▸ **Problem to solve**:
Repeat all entries exactly.

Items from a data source

☆ ☆ ☆ ☆ ☆

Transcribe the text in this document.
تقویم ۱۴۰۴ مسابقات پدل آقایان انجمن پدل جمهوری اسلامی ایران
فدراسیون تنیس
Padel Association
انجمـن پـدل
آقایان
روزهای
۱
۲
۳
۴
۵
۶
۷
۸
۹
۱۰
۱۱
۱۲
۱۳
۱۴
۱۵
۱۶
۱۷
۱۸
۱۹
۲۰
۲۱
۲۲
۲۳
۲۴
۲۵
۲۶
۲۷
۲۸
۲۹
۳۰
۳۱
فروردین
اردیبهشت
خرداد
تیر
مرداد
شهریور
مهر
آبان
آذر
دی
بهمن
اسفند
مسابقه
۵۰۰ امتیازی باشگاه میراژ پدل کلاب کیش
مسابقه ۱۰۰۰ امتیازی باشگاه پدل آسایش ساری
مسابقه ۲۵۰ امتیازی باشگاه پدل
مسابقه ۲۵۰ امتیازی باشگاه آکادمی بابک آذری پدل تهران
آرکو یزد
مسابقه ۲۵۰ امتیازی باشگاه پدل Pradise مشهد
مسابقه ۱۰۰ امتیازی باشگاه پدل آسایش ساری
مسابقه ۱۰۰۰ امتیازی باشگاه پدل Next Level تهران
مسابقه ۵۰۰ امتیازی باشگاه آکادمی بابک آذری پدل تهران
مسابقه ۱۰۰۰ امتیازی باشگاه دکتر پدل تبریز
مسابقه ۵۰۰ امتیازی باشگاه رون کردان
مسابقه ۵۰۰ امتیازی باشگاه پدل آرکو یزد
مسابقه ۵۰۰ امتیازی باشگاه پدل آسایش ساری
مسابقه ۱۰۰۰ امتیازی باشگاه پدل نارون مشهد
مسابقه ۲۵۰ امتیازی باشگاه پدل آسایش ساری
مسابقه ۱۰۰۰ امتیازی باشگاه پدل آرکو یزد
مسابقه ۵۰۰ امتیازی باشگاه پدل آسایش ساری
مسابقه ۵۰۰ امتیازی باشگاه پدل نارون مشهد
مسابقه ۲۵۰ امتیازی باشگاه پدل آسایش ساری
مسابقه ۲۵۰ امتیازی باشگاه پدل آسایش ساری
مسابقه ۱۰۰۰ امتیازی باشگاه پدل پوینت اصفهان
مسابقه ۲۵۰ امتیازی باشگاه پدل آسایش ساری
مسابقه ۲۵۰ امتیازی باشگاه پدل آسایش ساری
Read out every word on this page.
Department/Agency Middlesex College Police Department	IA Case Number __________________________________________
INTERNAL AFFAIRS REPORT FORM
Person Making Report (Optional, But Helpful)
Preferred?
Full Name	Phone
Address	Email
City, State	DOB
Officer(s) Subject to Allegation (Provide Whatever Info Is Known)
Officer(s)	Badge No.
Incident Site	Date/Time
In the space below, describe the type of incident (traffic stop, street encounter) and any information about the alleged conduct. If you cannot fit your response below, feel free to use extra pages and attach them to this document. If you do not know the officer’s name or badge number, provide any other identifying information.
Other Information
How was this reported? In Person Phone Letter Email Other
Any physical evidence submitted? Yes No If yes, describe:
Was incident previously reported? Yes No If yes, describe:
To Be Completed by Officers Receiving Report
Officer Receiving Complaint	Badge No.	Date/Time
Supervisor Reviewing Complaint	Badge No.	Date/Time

☆ ☆ ☆ ☆ ☆

▸ **Answer**:
Transcribe the text in this document.
تقویم ۱۴۰۴ مسابقات پدل آقایان انجمن پدل جمهوری اسلامی ایران
فدراسیون تنیس
Padel Association
انجمـن پـدل
آقایان
روزهای
۱
۲
۳
۴
۵
۶
۷
۸
۹
۱۰
۱۱
۱۲
۱۳
۱۴
۱۵
۱۶
۱۷
۱۸
۱۹
۲۰
۲۱
۲۲
۲۳
۲۴
۲۵
۲۶
۲۷
۲۸
۲۹
۳۰
۳۱
فروردین
اردیبهشت
خرداد
تیر
مرداد
شهریور
مهر
آبان
آذر
دی
بهمن
اسفند
مسابقه
۵۰۰ امتیازی باشگاه میراژ پدل کلاب کیش
مسابقه ۱۰۰۰ امتیازی باشگاه پدل آسایش ساری
مسابقه ۲۵۰ امتیازی باشگاه پدل
مسابقه ۲۵۰ امتیازی باشگاه آکادمی بابک آذری پدل تهران
آرکو یزد
مسابقه ۲۵۰ امتیازی باشگاه پدل Pradise مشهد
مسابقه ۱۰۰ امتیازی باشگاه پدل آسایش ساری
مسابقه ۱۰۰۰ امتیازی باشگاه پدل Next Level تهران
مسابقه ۵۰۰ امتیازی باشگاه آکادمی بابک آذری پدل تهران
مسابقه ۱۰۰۰ امتیازی باشگاه دکتر پدل تبریز
مسابقه ۵۰۰ امتیازی باشگاه رون کردان
مسابقه ۵۰۰ امتیازی باشگاه پدل آرکو یزد
مسابقه ۵۰۰ امتیازی باشگاه پدل آسایش ساری
مسابقه ۱۰۰۰ امتیازی باشگاه پدل نارون مشهد
مسابقه ۲۵۰ امتیازی باشگاه پدل آسایش ساری
مسابقه ۱۰۰۰ امتیازی باشگاه پدل آرکو یزد
مسابقه ۵۰۰ امتیازی باشگاه پدل آسایش ساری
مسابقه ۵۰۰ امتیازی باشگاه پدل نارون مشهد
مسابقه ۲۵۰ امتیازی باشگاه پدل آسایش ساری
مسابقه ۲۵۰ امتیازی باشگاه پدل آسایش ساری
مسابقه ۱۰۰۰ امتیازی باشگاه پدل پوینت اصفهان
مسابقه ۲۵۰ امتیازی باشگاه پدل آسایش ساری
مسابقه ۲۵۰ امتیازی باشگاه پدل آسایش ساری
Read out every word on this page.
Department/Agency Middlesex College Police Department	IA Case Number __________________________________________
INTERNAL AFFAIRS REPORT FORM
Person Making Report (Optional, But Helpful)
Preferred?
Full Name	Phone
Address	Email
City, State	DOB
Officer(s) Subject to Allegation (Provide Whatever Info Is Known)
Officer(s)	Badge No.
Incident Site	Date/Time
In the space below, describe the type of incident (traffic stop, street encounter) and any information about the alleged conduct. If you cannot fit your response below, feel free to use extra pages and attach them to this document. If you do not know the officer’s name or badge number, provide any other identifying information.
Other Information
How was this reported? In Person Phone Letter Email Other
Any physical evidence submitted? Yes No If yes, describe:
Was incident previously reported? Yes No If yes, describe:
To Be Completed by Officers Receiving Report
Officer Receiving Complaint	Badge No.	Date/Time
Supervisor Reviewing Complaint	Badge No.	Date/Time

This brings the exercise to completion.